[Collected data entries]
Begin

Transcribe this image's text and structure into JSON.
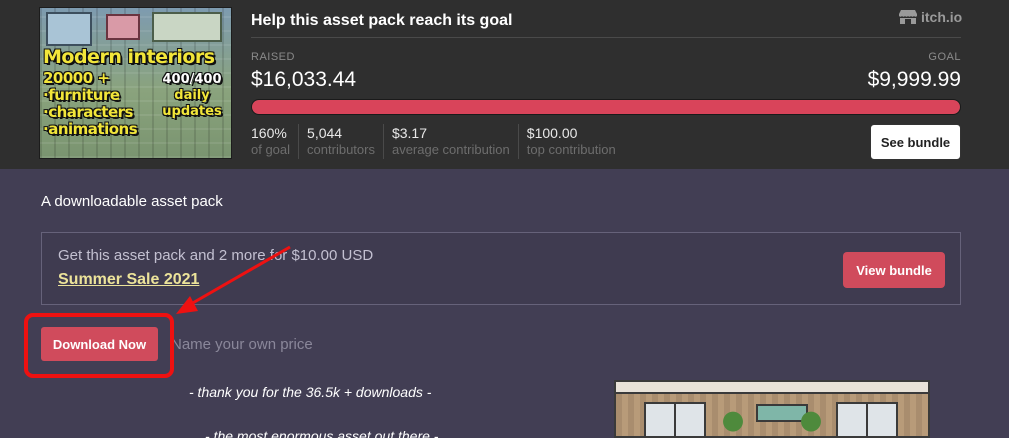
{
  "banner": {
    "title": "Help this asset pack reach its goal",
    "site_name": "itch.io",
    "raised_label": "RAISED",
    "goal_label": "GOAL",
    "raised_value": "$16,033.44",
    "goal_value": "$9,999.99",
    "progress_fraction": 1.0,
    "progress_color": "#d9445a",
    "stats": [
      {
        "value": "160%",
        "label": "of goal"
      },
      {
        "value": "5,044",
        "label": "contributors"
      },
      {
        "value": "$3.17",
        "label": "average contribution"
      },
      {
        "value": "$100.00",
        "label": "top contribution"
      }
    ],
    "see_bundle_label": "See bundle",
    "cover": {
      "title": "Modern interiors",
      "features": "20000 +\n·furniture\n·characters\n·animations",
      "counter": "400/400",
      "updates": "daily\nupdates"
    }
  },
  "page": {
    "pack_type": "A downloadable asset pack",
    "bundle_offer": {
      "description": "Get this asset pack and 2 more for $10.00 USD",
      "sale_name": "Summer Sale 2021",
      "button_label": "View bundle"
    },
    "download_label": "Download Now",
    "price_hint": "Name your own price",
    "description_lines": [
      "- thank you for the 36.5k + downloads -",
      "- the most enormous asset out there -"
    ]
  },
  "colors": {
    "accent": "#d04b5c",
    "annotation": "#ee1111",
    "page_bg": "#423e54",
    "banner_bg": "#2f2f2f"
  }
}
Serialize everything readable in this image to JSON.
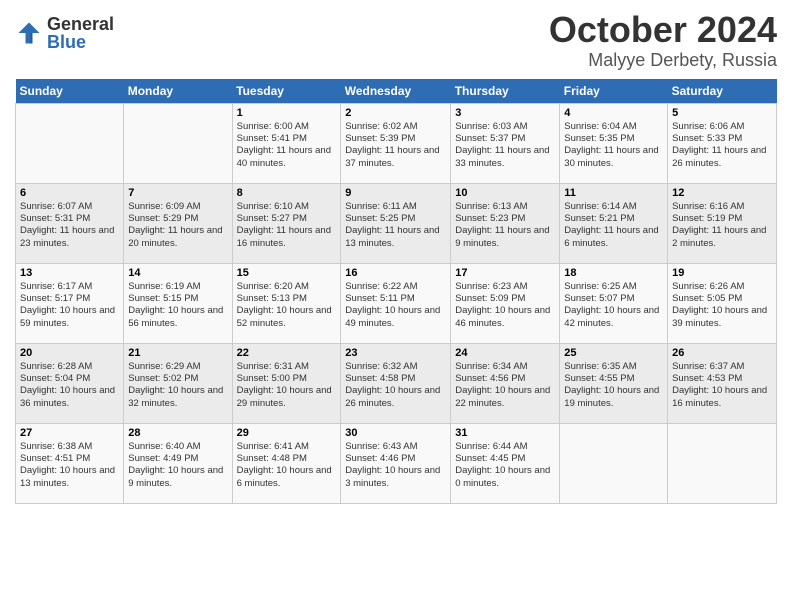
{
  "header": {
    "logo_general": "General",
    "logo_blue": "Blue",
    "month": "October 2024",
    "location": "Malyye Derbety, Russia"
  },
  "days_of_week": [
    "Sunday",
    "Monday",
    "Tuesday",
    "Wednesday",
    "Thursday",
    "Friday",
    "Saturday"
  ],
  "weeks": [
    [
      {
        "day": "",
        "info": ""
      },
      {
        "day": "",
        "info": ""
      },
      {
        "day": "1",
        "info": "Sunrise: 6:00 AM\nSunset: 5:41 PM\nDaylight: 11 hours and 40 minutes."
      },
      {
        "day": "2",
        "info": "Sunrise: 6:02 AM\nSunset: 5:39 PM\nDaylight: 11 hours and 37 minutes."
      },
      {
        "day": "3",
        "info": "Sunrise: 6:03 AM\nSunset: 5:37 PM\nDaylight: 11 hours and 33 minutes."
      },
      {
        "day": "4",
        "info": "Sunrise: 6:04 AM\nSunset: 5:35 PM\nDaylight: 11 hours and 30 minutes."
      },
      {
        "day": "5",
        "info": "Sunrise: 6:06 AM\nSunset: 5:33 PM\nDaylight: 11 hours and 26 minutes."
      }
    ],
    [
      {
        "day": "6",
        "info": "Sunrise: 6:07 AM\nSunset: 5:31 PM\nDaylight: 11 hours and 23 minutes."
      },
      {
        "day": "7",
        "info": "Sunrise: 6:09 AM\nSunset: 5:29 PM\nDaylight: 11 hours and 20 minutes."
      },
      {
        "day": "8",
        "info": "Sunrise: 6:10 AM\nSunset: 5:27 PM\nDaylight: 11 hours and 16 minutes."
      },
      {
        "day": "9",
        "info": "Sunrise: 6:11 AM\nSunset: 5:25 PM\nDaylight: 11 hours and 13 minutes."
      },
      {
        "day": "10",
        "info": "Sunrise: 6:13 AM\nSunset: 5:23 PM\nDaylight: 11 hours and 9 minutes."
      },
      {
        "day": "11",
        "info": "Sunrise: 6:14 AM\nSunset: 5:21 PM\nDaylight: 11 hours and 6 minutes."
      },
      {
        "day": "12",
        "info": "Sunrise: 6:16 AM\nSunset: 5:19 PM\nDaylight: 11 hours and 2 minutes."
      }
    ],
    [
      {
        "day": "13",
        "info": "Sunrise: 6:17 AM\nSunset: 5:17 PM\nDaylight: 10 hours and 59 minutes."
      },
      {
        "day": "14",
        "info": "Sunrise: 6:19 AM\nSunset: 5:15 PM\nDaylight: 10 hours and 56 minutes."
      },
      {
        "day": "15",
        "info": "Sunrise: 6:20 AM\nSunset: 5:13 PM\nDaylight: 10 hours and 52 minutes."
      },
      {
        "day": "16",
        "info": "Sunrise: 6:22 AM\nSunset: 5:11 PM\nDaylight: 10 hours and 49 minutes."
      },
      {
        "day": "17",
        "info": "Sunrise: 6:23 AM\nSunset: 5:09 PM\nDaylight: 10 hours and 46 minutes."
      },
      {
        "day": "18",
        "info": "Sunrise: 6:25 AM\nSunset: 5:07 PM\nDaylight: 10 hours and 42 minutes."
      },
      {
        "day": "19",
        "info": "Sunrise: 6:26 AM\nSunset: 5:05 PM\nDaylight: 10 hours and 39 minutes."
      }
    ],
    [
      {
        "day": "20",
        "info": "Sunrise: 6:28 AM\nSunset: 5:04 PM\nDaylight: 10 hours and 36 minutes."
      },
      {
        "day": "21",
        "info": "Sunrise: 6:29 AM\nSunset: 5:02 PM\nDaylight: 10 hours and 32 minutes."
      },
      {
        "day": "22",
        "info": "Sunrise: 6:31 AM\nSunset: 5:00 PM\nDaylight: 10 hours and 29 minutes."
      },
      {
        "day": "23",
        "info": "Sunrise: 6:32 AM\nSunset: 4:58 PM\nDaylight: 10 hours and 26 minutes."
      },
      {
        "day": "24",
        "info": "Sunrise: 6:34 AM\nSunset: 4:56 PM\nDaylight: 10 hours and 22 minutes."
      },
      {
        "day": "25",
        "info": "Sunrise: 6:35 AM\nSunset: 4:55 PM\nDaylight: 10 hours and 19 minutes."
      },
      {
        "day": "26",
        "info": "Sunrise: 6:37 AM\nSunset: 4:53 PM\nDaylight: 10 hours and 16 minutes."
      }
    ],
    [
      {
        "day": "27",
        "info": "Sunrise: 6:38 AM\nSunset: 4:51 PM\nDaylight: 10 hours and 13 minutes."
      },
      {
        "day": "28",
        "info": "Sunrise: 6:40 AM\nSunset: 4:49 PM\nDaylight: 10 hours and 9 minutes."
      },
      {
        "day": "29",
        "info": "Sunrise: 6:41 AM\nSunset: 4:48 PM\nDaylight: 10 hours and 6 minutes."
      },
      {
        "day": "30",
        "info": "Sunrise: 6:43 AM\nSunset: 4:46 PM\nDaylight: 10 hours and 3 minutes."
      },
      {
        "day": "31",
        "info": "Sunrise: 6:44 AM\nSunset: 4:45 PM\nDaylight: 10 hours and 0 minutes."
      },
      {
        "day": "",
        "info": ""
      },
      {
        "day": "",
        "info": ""
      }
    ]
  ]
}
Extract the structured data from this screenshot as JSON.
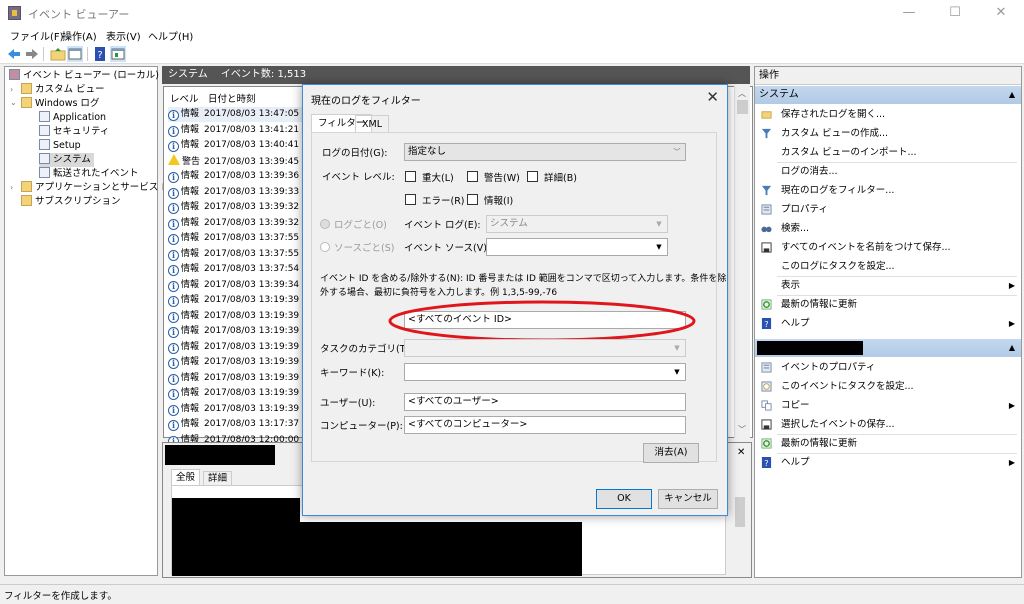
{
  "window": {
    "title": "イベント ビューアー",
    "controls": {
      "minimize": "—",
      "maximize": "☐",
      "close": "✕"
    }
  },
  "menubar": [
    "ファイル(F)",
    "操作(A)",
    "表示(V)",
    "ヘルプ(H)"
  ],
  "toolbar": {
    "icons": [
      "back-arrow-icon",
      "forward-arrow-icon",
      "up-folder-icon",
      "show-hide-tree-icon",
      "help-icon",
      "show-hide-action-pane-icon"
    ]
  },
  "tree": {
    "root": "イベント ビューアー (ローカル)",
    "items": [
      {
        "label": "カスタム ビュー",
        "level": 1,
        "expander": "›"
      },
      {
        "label": "Windows ログ",
        "level": 1,
        "expander": "⌄"
      },
      {
        "label": "Application",
        "level": 2
      },
      {
        "label": "セキュリティ",
        "level": 2
      },
      {
        "label": "Setup",
        "level": 2
      },
      {
        "label": "システム",
        "level": 2,
        "selected": true
      },
      {
        "label": "転送されたイベント",
        "level": 2
      },
      {
        "label": "アプリケーションとサービス ログ",
        "level": 1,
        "expander": "›"
      },
      {
        "label": "サブスクリプション",
        "level": 1
      }
    ]
  },
  "center": {
    "header_name": "システム",
    "header_count": "イベント数: 1,513",
    "columns": [
      "レベル",
      "日付と時刻"
    ],
    "events": [
      {
        "level": "情報",
        "type": "info",
        "datetime": "2017/08/03 13:47:05"
      },
      {
        "level": "情報",
        "type": "info",
        "datetime": "2017/08/03 13:41:21"
      },
      {
        "level": "情報",
        "type": "info",
        "datetime": "2017/08/03 13:40:41"
      },
      {
        "level": "警告",
        "type": "warning",
        "datetime": "2017/08/03 13:39:45"
      },
      {
        "level": "情報",
        "type": "info",
        "datetime": "2017/08/03 13:39:36"
      },
      {
        "level": "情報",
        "type": "info",
        "datetime": "2017/08/03 13:39:33"
      },
      {
        "level": "情報",
        "type": "info",
        "datetime": "2017/08/03 13:39:32"
      },
      {
        "level": "情報",
        "type": "info",
        "datetime": "2017/08/03 13:39:32"
      },
      {
        "level": "情報",
        "type": "info",
        "datetime": "2017/08/03 13:37:55"
      },
      {
        "level": "情報",
        "type": "info",
        "datetime": "2017/08/03 13:37:55"
      },
      {
        "level": "情報",
        "type": "info",
        "datetime": "2017/08/03 13:37:54"
      },
      {
        "level": "情報",
        "type": "info",
        "datetime": "2017/08/03 13:39:34"
      },
      {
        "level": "情報",
        "type": "info",
        "datetime": "2017/08/03 13:19:39"
      },
      {
        "level": "情報",
        "type": "info",
        "datetime": "2017/08/03 13:19:39"
      },
      {
        "level": "情報",
        "type": "info",
        "datetime": "2017/08/03 13:19:39"
      },
      {
        "level": "情報",
        "type": "info",
        "datetime": "2017/08/03 13:19:39"
      },
      {
        "level": "情報",
        "type": "info",
        "datetime": "2017/08/03 13:19:39"
      },
      {
        "level": "情報",
        "type": "info",
        "datetime": "2017/08/03 13:19:39"
      },
      {
        "level": "情報",
        "type": "info",
        "datetime": "2017/08/03 13:19:39"
      },
      {
        "level": "情報",
        "type": "info",
        "datetime": "2017/08/03 13:19:39"
      },
      {
        "level": "情報",
        "type": "info",
        "datetime": "2017/08/03 13:17:37"
      },
      {
        "level": "情報",
        "type": "info",
        "datetime": "2017/08/03 12:00:00"
      }
    ],
    "detail_tabs": [
      "全般",
      "詳細"
    ],
    "detail_close": "✕"
  },
  "dialog": {
    "title": "現在のログをフィルター",
    "close": "✕",
    "tabs": [
      "フィルター",
      "XML"
    ],
    "log_date_label": "ログの日付(G):",
    "log_date_value": "指定なし",
    "event_level_label": "イベント レベル:",
    "levels": [
      {
        "label": "重大(L)",
        "checked": false
      },
      {
        "label": "警告(W)",
        "checked": false
      },
      {
        "label": "詳細(B)",
        "checked": false
      },
      {
        "label": "エラー(R)",
        "checked": false
      },
      {
        "label": "情報(I)",
        "checked": false
      }
    ],
    "by_log_label": "ログごと(O)",
    "by_source_label": "ソースごと(S)",
    "event_log_label": "イベント ログ(E):",
    "event_log_value": "システム",
    "event_source_label": "イベント ソース(V):",
    "event_source_value": "",
    "event_id_help_1": "イベント ID を含める/除外する(N): ID 番号または ID 範囲をコンマで区切って入力します。条件を除",
    "event_id_help_2": "外する場合、最初に負符号を入力します。例 1,3,5-99,-76",
    "event_id_value": "<すべてのイベント ID>",
    "task_category_label": "タスクのカテゴリ(T):",
    "keyword_label": "キーワード(K):",
    "user_label": "ユーザー(U):",
    "user_value": "<すべてのユーザー>",
    "computer_label": "コンピューター(P):",
    "computer_value": "<すべてのコンピューター>",
    "clear_button": "消去(A)",
    "ok_button": "OK",
    "cancel_button": "キャンセル",
    "highlight_color": "#e0161c"
  },
  "actions": {
    "header": "操作",
    "section1_title": "システム",
    "section1": [
      {
        "label": "保存されたログを開く...",
        "icon": "open-folder-icon"
      },
      {
        "label": "カスタム ビューの作成...",
        "icon": "filter-icon"
      },
      {
        "label": "カスタム ビューのインポート...",
        "icon": ""
      },
      {
        "label": "ログの消去...",
        "icon": ""
      },
      {
        "label": "現在のログをフィルター...",
        "icon": "filter-icon"
      },
      {
        "label": "プロパティ",
        "icon": "properties-icon"
      },
      {
        "label": "検索...",
        "icon": "binoculars-icon"
      },
      {
        "label": "すべてのイベントを名前をつけて保存...",
        "icon": "save-icon"
      },
      {
        "label": "このログにタスクを設定...",
        "icon": ""
      },
      {
        "label": "表示",
        "icon": "",
        "submenu": true
      },
      {
        "label": "最新の情報に更新",
        "icon": "refresh-icon"
      },
      {
        "label": "ヘルプ",
        "icon": "help-icon",
        "submenu": true
      }
    ],
    "section2": [
      {
        "label": "イベントのプロパティ",
        "icon": "properties-icon"
      },
      {
        "label": "このイベントにタスクを設定...",
        "icon": "task-icon"
      },
      {
        "label": "コピー",
        "icon": "copy-icon",
        "submenu": true
      },
      {
        "label": "選択したイベントの保存...",
        "icon": "save-icon"
      },
      {
        "label": "最新の情報に更新",
        "icon": "refresh-icon"
      },
      {
        "label": "ヘルプ",
        "icon": "help-icon",
        "submenu": true
      }
    ],
    "collapse": "▲",
    "submenu_arrow": "▶"
  },
  "statusbar": {
    "text": "フィルターを作成します。"
  }
}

End

### Task
Gather from the records above every line containing the string "hide".

### The completed task
      "show-hide-tree-icon",
      "show-hide-action-pane-icon"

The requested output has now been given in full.